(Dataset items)
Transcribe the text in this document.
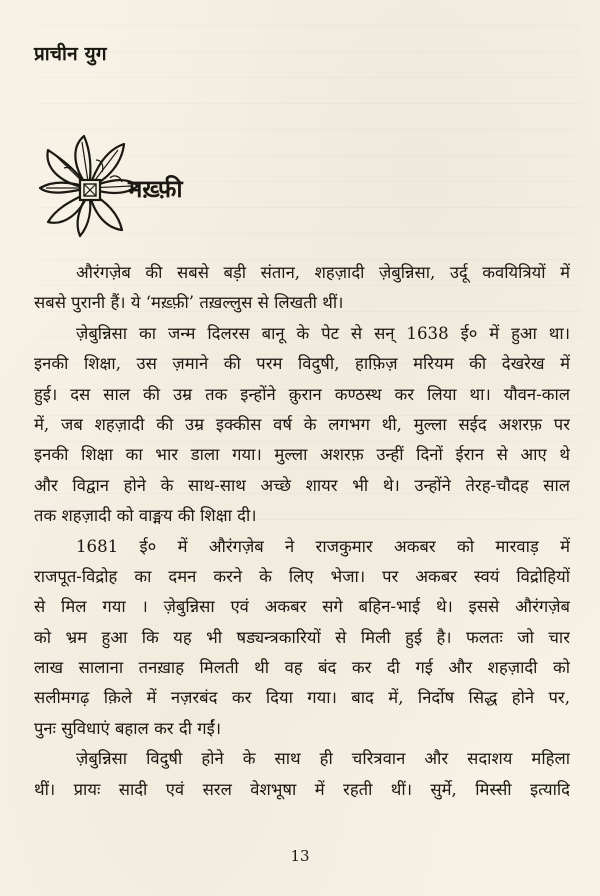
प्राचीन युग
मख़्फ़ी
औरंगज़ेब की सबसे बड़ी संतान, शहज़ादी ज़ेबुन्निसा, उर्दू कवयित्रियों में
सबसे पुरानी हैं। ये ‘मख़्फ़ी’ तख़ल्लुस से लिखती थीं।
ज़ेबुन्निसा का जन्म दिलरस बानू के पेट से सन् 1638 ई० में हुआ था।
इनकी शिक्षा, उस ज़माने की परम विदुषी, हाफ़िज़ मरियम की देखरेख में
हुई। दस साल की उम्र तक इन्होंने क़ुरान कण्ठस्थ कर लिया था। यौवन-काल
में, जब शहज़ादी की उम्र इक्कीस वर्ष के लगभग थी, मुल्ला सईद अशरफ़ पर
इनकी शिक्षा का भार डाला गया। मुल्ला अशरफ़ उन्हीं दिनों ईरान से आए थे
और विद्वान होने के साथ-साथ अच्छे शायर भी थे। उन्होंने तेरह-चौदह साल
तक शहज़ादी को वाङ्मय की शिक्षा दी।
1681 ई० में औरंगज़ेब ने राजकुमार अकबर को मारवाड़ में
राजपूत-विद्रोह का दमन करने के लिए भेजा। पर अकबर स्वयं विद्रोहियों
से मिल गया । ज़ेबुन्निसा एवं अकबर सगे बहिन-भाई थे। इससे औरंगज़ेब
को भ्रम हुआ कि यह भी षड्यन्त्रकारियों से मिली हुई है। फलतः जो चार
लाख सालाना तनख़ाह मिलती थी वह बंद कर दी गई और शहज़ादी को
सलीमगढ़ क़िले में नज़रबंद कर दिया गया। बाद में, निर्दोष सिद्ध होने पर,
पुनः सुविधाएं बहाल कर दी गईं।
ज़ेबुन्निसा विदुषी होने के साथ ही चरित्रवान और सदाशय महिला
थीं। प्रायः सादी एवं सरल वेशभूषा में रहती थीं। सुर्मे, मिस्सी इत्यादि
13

==

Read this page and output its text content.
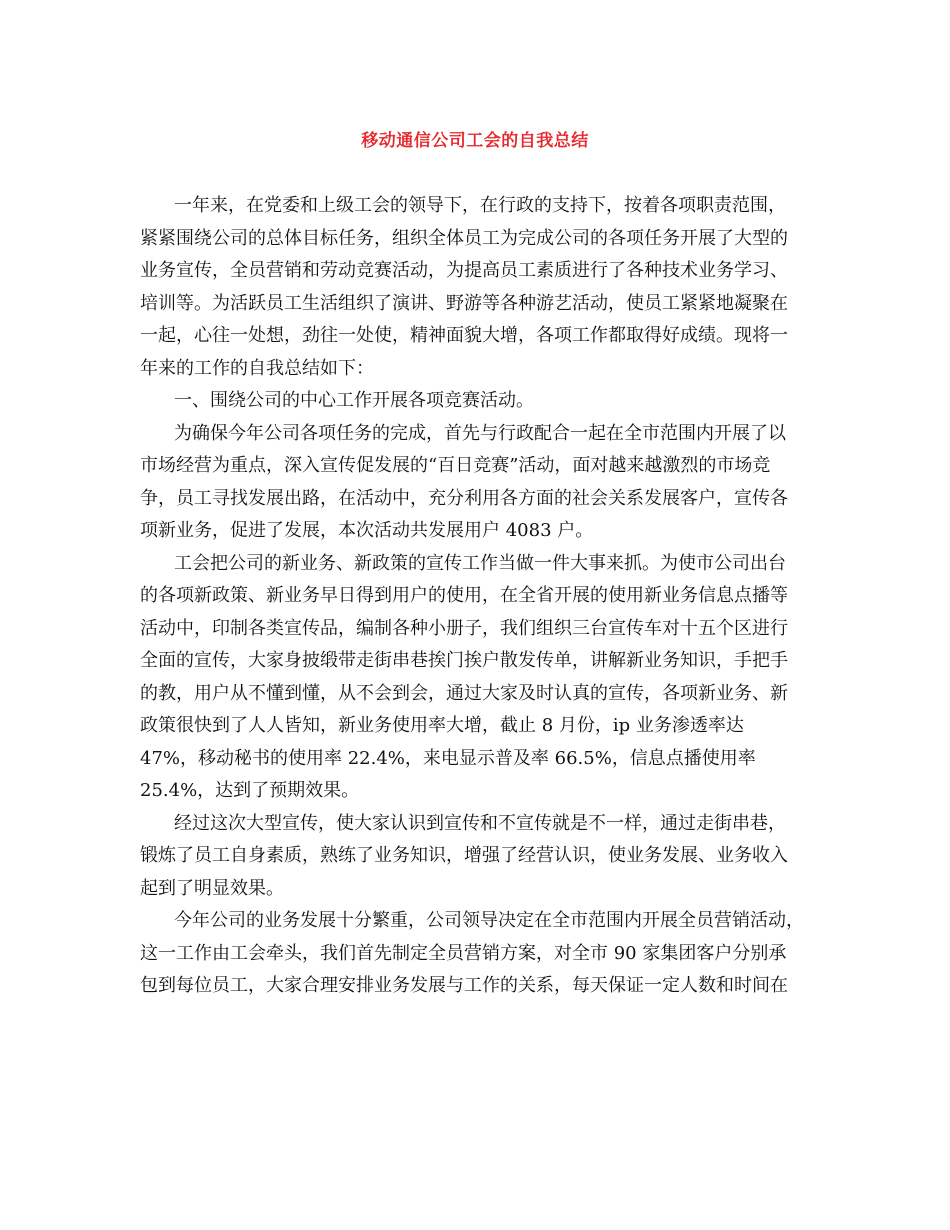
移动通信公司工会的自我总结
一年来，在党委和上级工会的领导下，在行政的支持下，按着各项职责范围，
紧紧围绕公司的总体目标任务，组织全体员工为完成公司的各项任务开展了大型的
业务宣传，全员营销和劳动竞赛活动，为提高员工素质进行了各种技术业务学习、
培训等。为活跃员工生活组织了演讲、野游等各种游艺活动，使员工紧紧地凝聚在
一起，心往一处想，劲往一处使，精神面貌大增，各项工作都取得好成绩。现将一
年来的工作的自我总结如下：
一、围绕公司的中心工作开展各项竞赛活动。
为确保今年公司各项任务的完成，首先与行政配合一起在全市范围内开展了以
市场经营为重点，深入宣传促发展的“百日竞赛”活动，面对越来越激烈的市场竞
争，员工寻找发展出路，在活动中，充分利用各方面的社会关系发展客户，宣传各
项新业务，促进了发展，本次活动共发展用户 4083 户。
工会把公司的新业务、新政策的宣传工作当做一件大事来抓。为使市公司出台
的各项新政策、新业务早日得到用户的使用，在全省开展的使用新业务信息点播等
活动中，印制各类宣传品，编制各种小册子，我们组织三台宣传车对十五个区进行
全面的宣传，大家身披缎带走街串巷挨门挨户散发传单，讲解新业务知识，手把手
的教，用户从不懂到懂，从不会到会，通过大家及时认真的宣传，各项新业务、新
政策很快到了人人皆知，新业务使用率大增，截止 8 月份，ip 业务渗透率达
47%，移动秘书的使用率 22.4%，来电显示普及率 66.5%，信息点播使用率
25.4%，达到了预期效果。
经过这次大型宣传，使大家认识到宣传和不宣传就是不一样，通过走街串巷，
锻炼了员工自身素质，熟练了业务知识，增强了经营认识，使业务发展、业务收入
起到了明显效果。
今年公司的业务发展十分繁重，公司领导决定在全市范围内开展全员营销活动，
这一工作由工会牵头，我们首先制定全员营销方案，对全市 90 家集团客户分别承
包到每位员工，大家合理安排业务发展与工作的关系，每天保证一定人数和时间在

=== TASK OBJECTIVE ===
Count how many lines in the data above hold the string "text", and give the number with no other words.

=== RIGHT ANSWER ===
2